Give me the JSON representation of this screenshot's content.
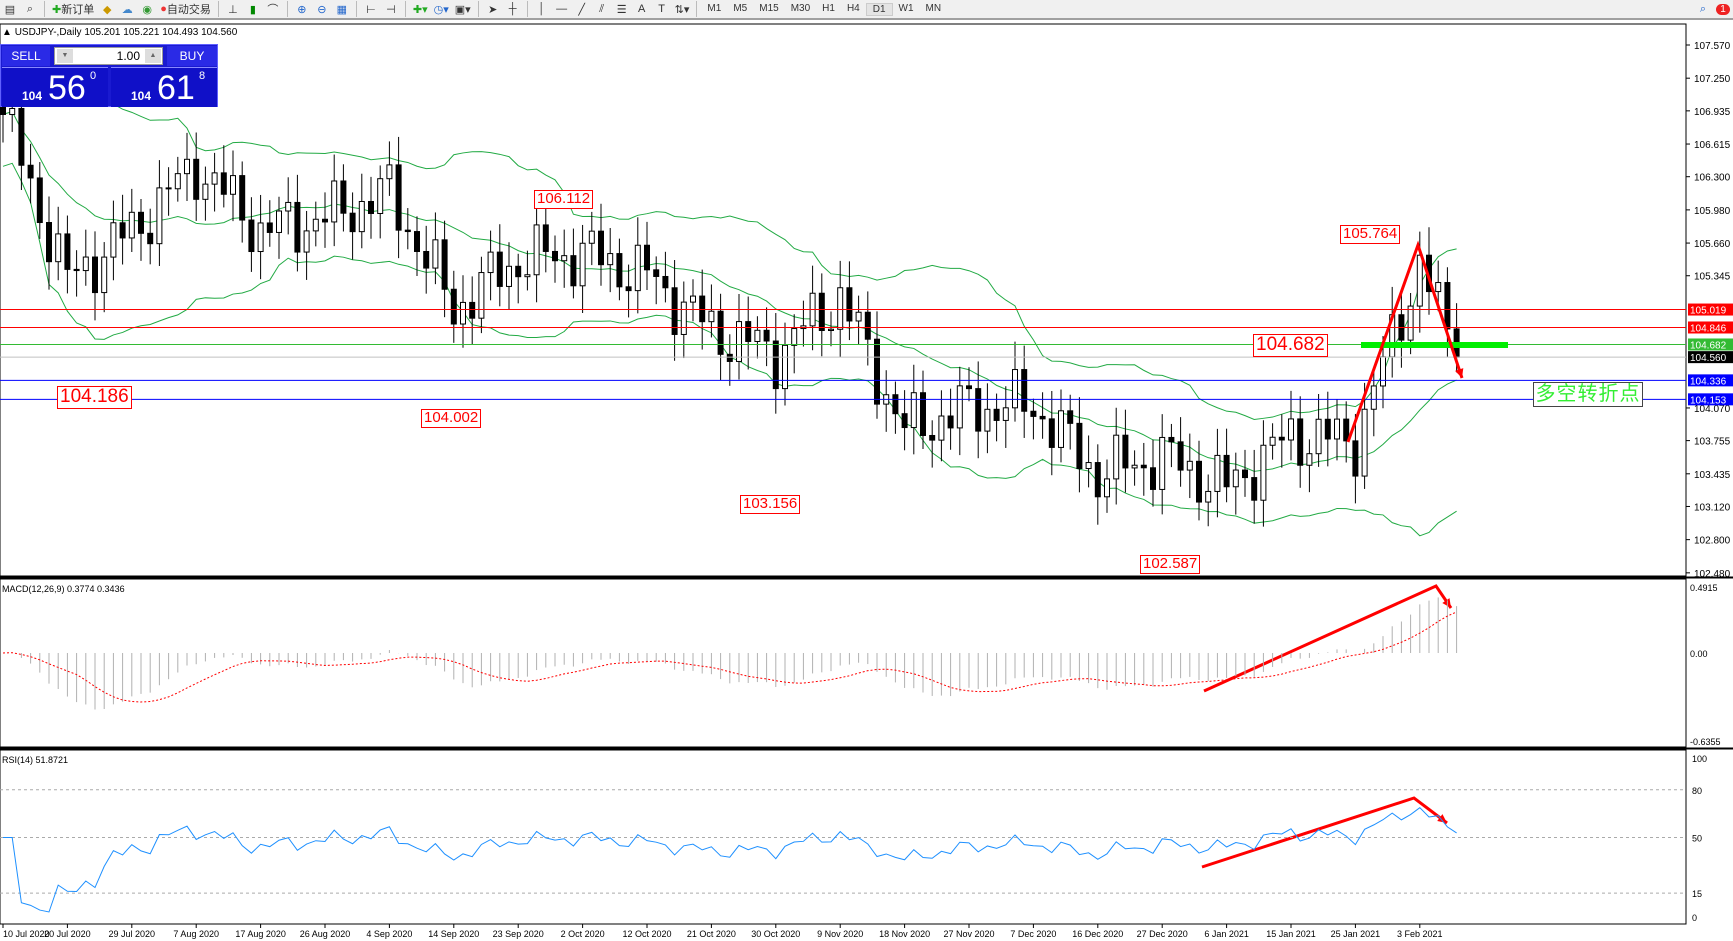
{
  "toolbar": {
    "new_order": "新订单",
    "auto_trading": "自动交易",
    "timeframes": [
      "M1",
      "M5",
      "M15",
      "M30",
      "H1",
      "H4",
      "D1",
      "W1",
      "MN"
    ],
    "active_timeframe": "D1",
    "notification_count": "1"
  },
  "chart_header": {
    "symbol": "USDJPY-,Daily",
    "ohlc": "105.201 105.221 104.493 104.560"
  },
  "trade_panel": {
    "sell_label": "SELL",
    "buy_label": "BUY",
    "lot": "1.00",
    "sell_prefix": "104",
    "sell_big": "56",
    "sell_point": "0",
    "buy_prefix": "104",
    "buy_big": "61",
    "buy_point": "8"
  },
  "price_axis": [
    "107.570",
    "107.250",
    "106.935",
    "106.615",
    "106.300",
    "105.980",
    "105.660",
    "105.345",
    "104.070",
    "103.755",
    "103.435",
    "103.120",
    "102.800",
    "102.480"
  ],
  "levels": [
    {
      "price": "105.019",
      "color": "#ff0000"
    },
    {
      "price": "104.846",
      "color": "#ff0000"
    },
    {
      "price": "104.682",
      "color": "#33bb33"
    },
    {
      "price": "104.560",
      "color": "#000000"
    },
    {
      "price": "104.336",
      "color": "#0000ff"
    },
    {
      "price": "104.153",
      "color": "#0000ff"
    }
  ],
  "annotations": {
    "a1": "106.112",
    "a2": "104.186",
    "a3": "104.002",
    "a4": "103.156",
    "a5": "102.587",
    "a6": "105.764",
    "a7": "104.682",
    "turning_point": "多空转折点"
  },
  "macd": {
    "label": "MACD(12,26,9) 0.3774 0.3436",
    "axis": [
      "0.4915",
      "0.00",
      "-0.6355"
    ],
    "hist_color": "#b0b0b0",
    "signal_color": "#ff0000"
  },
  "rsi": {
    "label": "RSI(14) 51.8721",
    "axis": [
      "100",
      "80",
      "50",
      "15",
      "0"
    ],
    "line_color": "#1e90ff"
  },
  "date_axis": [
    "10 Jul 2020",
    "20 Jul 2020",
    "29 Jul 2020",
    "7 Aug 2020",
    "17 Aug 2020",
    "26 Aug 2020",
    "4 Sep 2020",
    "14 Sep 2020",
    "23 Sep 2020",
    "2 Oct 2020",
    "12 Oct 2020",
    "21 Oct 2020",
    "30 Oct 2020",
    "9 Nov 2020",
    "18 Nov 2020",
    "27 Nov 2020",
    "7 Dec 2020",
    "16 Dec 2020",
    "27 Dec 2020",
    "6 Jan 2021",
    "15 Jan 2021",
    "25 Jan 2021",
    "3 Feb 2021"
  ],
  "chart_data": {
    "type": "candlestick",
    "symbol": "USDJPY",
    "timeframe": "Daily",
    "ylim": [
      102.48,
      107.57
    ],
    "indicators": [
      "Bollinger Bands",
      "MACD(12,26,9)",
      "RSI(14)"
    ],
    "approx_closes": [
      {
        "date": "10 Jul 2020",
        "close": 106.9
      },
      {
        "date": "20 Jul 2020",
        "close": 105.3
      },
      {
        "date": "29 Jul 2020",
        "close": 105.78
      },
      {
        "date": "7 Aug 2020",
        "close": 106.4
      },
      {
        "date": "17 Aug 2020",
        "close": 105.78
      },
      {
        "date": "26 Aug 2020",
        "close": 105.9
      },
      {
        "date": "4 Sep 2020",
        "close": 106.15
      },
      {
        "date": "14 Sep 2020",
        "close": 105.03
      },
      {
        "date": "23 Sep 2020",
        "close": 105.5
      },
      {
        "date": "2 Oct 2020",
        "close": 105.56
      },
      {
        "date": "12 Oct 2020",
        "close": 105.35
      },
      {
        "date": "21 Oct 2020",
        "close": 104.82
      },
      {
        "date": "30 Oct 2020",
        "close": 104.6
      },
      {
        "date": "9 Nov 2020",
        "close": 105.14
      },
      {
        "date": "18 Nov 2020",
        "close": 103.86
      },
      {
        "date": "27 Nov 2020",
        "close": 104.07
      },
      {
        "date": "7 Dec 2020",
        "close": 104.1
      },
      {
        "date": "16 Dec 2020",
        "close": 103.43
      },
      {
        "date": "27 Dec 2020",
        "close": 103.6
      },
      {
        "date": "6 Jan 2021",
        "close": 103.3
      },
      {
        "date": "15 Jan 2021",
        "close": 103.8
      },
      {
        "date": "25 Jan 2021",
        "close": 103.75
      },
      {
        "date": "3 Feb 2021",
        "close": 105.46
      },
      {
        "date": "8 Feb 2021",
        "close": 104.56
      }
    ]
  }
}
• • •
Your task is to repeat the material above exactly, without its pictures.

__FULL RESPONSE__
Give me the JSON representation of this screenshot's content.
{
  "toolbar": {
    "new_order": "新订单",
    "auto_trading": "自动交易",
    "timeframes": [
      "M1",
      "M5",
      "M15",
      "M30",
      "H1",
      "H4",
      "D1",
      "W1",
      "MN"
    ],
    "active_timeframe": "D1",
    "notification_count": "1"
  },
  "chart_header": {
    "symbol": "USDJPY-,Daily",
    "ohlc": "105.201 105.221 104.493 104.560"
  },
  "trade_panel": {
    "sell_label": "SELL",
    "buy_label": "BUY",
    "lot": "1.00",
    "sell_prefix": "104",
    "sell_big": "56",
    "sell_point": "0",
    "buy_prefix": "104",
    "buy_big": "61",
    "buy_point": "8"
  },
  "price_axis": [
    "107.570",
    "107.250",
    "106.935",
    "106.615",
    "106.300",
    "105.980",
    "105.660",
    "105.345",
    "104.070",
    "103.755",
    "103.435",
    "103.120",
    "102.800",
    "102.480"
  ],
  "levels": [
    {
      "price": "105.019",
      "color": "#ff0000"
    },
    {
      "price": "104.846",
      "color": "#ff0000"
    },
    {
      "price": "104.682",
      "color": "#33bb33"
    },
    {
      "price": "104.560",
      "color": "#000000"
    },
    {
      "price": "104.336",
      "color": "#0000ff"
    },
    {
      "price": "104.153",
      "color": "#0000ff"
    }
  ],
  "annotations": {
    "a1": "106.112",
    "a2": "104.186",
    "a3": "104.002",
    "a4": "103.156",
    "a5": "102.587",
    "a6": "105.764",
    "a7": "104.682",
    "turning_point": "多空转折点"
  },
  "macd": {
    "label": "MACD(12,26,9) 0.3774 0.3436",
    "axis": [
      "0.4915",
      "0.00",
      "-0.6355"
    ],
    "hist_color": "#b0b0b0",
    "signal_color": "#ff0000"
  },
  "rsi": {
    "label": "RSI(14) 51.8721",
    "axis": [
      "100",
      "80",
      "50",
      "15",
      "0"
    ],
    "line_color": "#1e90ff"
  },
  "date_axis": [
    "10 Jul 2020",
    "20 Jul 2020",
    "29 Jul 2020",
    "7 Aug 2020",
    "17 Aug 2020",
    "26 Aug 2020",
    "4 Sep 2020",
    "14 Sep 2020",
    "23 Sep 2020",
    "2 Oct 2020",
    "12 Oct 2020",
    "21 Oct 2020",
    "30 Oct 2020",
    "9 Nov 2020",
    "18 Nov 2020",
    "27 Nov 2020",
    "7 Dec 2020",
    "16 Dec 2020",
    "27 Dec 2020",
    "6 Jan 2021",
    "15 Jan 2021",
    "25 Jan 2021",
    "3 Feb 2021"
  ],
  "chart_data": {
    "type": "candlestick",
    "symbol": "USDJPY",
    "timeframe": "Daily",
    "ylim": [
      102.48,
      107.57
    ],
    "indicators": [
      "Bollinger Bands",
      "MACD(12,26,9)",
      "RSI(14)"
    ],
    "approx_closes": [
      {
        "date": "10 Jul 2020",
        "close": 106.9
      },
      {
        "date": "20 Jul 2020",
        "close": 105.3
      },
      {
        "date": "29 Jul 2020",
        "close": 105.78
      },
      {
        "date": "7 Aug 2020",
        "close": 106.4
      },
      {
        "date": "17 Aug 2020",
        "close": 105.78
      },
      {
        "date": "26 Aug 2020",
        "close": 105.9
      },
      {
        "date": "4 Sep 2020",
        "close": 106.15
      },
      {
        "date": "14 Sep 2020",
        "close": 105.03
      },
      {
        "date": "23 Sep 2020",
        "close": 105.5
      },
      {
        "date": "2 Oct 2020",
        "close": 105.56
      },
      {
        "date": "12 Oct 2020",
        "close": 105.35
      },
      {
        "date": "21 Oct 2020",
        "close": 104.82
      },
      {
        "date": "30 Oct 2020",
        "close": 104.6
      },
      {
        "date": "9 Nov 2020",
        "close": 105.14
      },
      {
        "date": "18 Nov 2020",
        "close": 103.86
      },
      {
        "date": "27 Nov 2020",
        "close": 104.07
      },
      {
        "date": "7 Dec 2020",
        "close": 104.1
      },
      {
        "date": "16 Dec 2020",
        "close": 103.43
      },
      {
        "date": "27 Dec 2020",
        "close": 103.6
      },
      {
        "date": "6 Jan 2021",
        "close": 103.3
      },
      {
        "date": "15 Jan 2021",
        "close": 103.8
      },
      {
        "date": "25 Jan 2021",
        "close": 103.75
      },
      {
        "date": "3 Feb 2021",
        "close": 105.46
      },
      {
        "date": "8 Feb 2021",
        "close": 104.56
      }
    ]
  }
}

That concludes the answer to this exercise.